### [Information shown]

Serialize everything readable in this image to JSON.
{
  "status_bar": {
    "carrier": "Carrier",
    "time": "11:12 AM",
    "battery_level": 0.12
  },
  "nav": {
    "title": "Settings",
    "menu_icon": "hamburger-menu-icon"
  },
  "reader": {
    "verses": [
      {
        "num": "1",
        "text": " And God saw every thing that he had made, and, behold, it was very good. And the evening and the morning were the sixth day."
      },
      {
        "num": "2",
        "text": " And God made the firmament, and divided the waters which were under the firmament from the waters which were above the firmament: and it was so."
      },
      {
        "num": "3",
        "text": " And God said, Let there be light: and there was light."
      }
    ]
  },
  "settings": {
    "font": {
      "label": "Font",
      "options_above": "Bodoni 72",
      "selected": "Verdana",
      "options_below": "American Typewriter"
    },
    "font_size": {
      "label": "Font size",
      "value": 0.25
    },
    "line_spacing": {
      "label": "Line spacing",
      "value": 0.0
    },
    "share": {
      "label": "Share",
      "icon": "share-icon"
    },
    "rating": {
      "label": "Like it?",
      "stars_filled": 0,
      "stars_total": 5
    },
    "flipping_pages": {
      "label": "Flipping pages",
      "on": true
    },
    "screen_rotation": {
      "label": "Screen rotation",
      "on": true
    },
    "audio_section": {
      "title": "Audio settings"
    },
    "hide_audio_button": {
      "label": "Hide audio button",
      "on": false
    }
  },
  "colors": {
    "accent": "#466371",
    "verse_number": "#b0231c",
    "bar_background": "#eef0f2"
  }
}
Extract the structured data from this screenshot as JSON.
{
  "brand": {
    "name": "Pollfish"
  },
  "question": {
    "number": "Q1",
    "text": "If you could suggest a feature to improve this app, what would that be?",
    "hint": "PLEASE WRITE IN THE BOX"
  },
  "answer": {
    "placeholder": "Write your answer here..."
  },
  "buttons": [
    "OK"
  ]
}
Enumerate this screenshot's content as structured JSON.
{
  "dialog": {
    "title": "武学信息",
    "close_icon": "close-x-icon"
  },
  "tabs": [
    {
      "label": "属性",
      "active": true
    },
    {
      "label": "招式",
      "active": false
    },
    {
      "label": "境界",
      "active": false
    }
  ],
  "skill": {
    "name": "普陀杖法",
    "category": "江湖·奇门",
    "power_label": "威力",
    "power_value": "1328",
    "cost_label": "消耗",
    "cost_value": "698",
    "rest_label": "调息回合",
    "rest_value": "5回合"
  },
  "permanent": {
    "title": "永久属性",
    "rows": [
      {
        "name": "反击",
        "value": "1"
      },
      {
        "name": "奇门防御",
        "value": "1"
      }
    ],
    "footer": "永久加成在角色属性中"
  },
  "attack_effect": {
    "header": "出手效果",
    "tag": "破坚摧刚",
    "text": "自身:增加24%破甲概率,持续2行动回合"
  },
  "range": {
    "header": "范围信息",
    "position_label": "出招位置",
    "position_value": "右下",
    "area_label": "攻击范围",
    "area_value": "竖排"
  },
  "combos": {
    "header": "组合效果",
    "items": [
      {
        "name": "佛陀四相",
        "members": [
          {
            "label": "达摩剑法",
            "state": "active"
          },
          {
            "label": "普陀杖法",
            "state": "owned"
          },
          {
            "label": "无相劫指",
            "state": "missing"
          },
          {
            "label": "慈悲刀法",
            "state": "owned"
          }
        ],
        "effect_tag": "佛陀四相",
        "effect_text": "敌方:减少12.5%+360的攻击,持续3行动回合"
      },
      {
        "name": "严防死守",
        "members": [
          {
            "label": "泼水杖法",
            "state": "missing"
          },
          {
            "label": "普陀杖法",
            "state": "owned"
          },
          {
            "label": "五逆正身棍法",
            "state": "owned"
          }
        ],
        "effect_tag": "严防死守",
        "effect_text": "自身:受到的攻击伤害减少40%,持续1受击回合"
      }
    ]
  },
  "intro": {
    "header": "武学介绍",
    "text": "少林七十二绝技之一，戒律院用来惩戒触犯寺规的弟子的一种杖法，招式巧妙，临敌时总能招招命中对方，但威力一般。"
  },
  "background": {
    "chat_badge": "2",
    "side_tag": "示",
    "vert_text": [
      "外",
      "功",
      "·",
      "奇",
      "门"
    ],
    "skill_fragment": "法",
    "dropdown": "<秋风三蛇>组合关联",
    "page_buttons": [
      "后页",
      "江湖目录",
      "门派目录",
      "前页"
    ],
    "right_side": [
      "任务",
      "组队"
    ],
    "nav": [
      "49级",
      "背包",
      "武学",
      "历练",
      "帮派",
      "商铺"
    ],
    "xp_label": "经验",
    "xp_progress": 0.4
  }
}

### [The exercise]
From the listing above, copy all lines holding the word "title".

### [Result below]
    "title": "Settings",
      "title": "Audio settings"
    "title": "武学信息",
    "title": "永久属性",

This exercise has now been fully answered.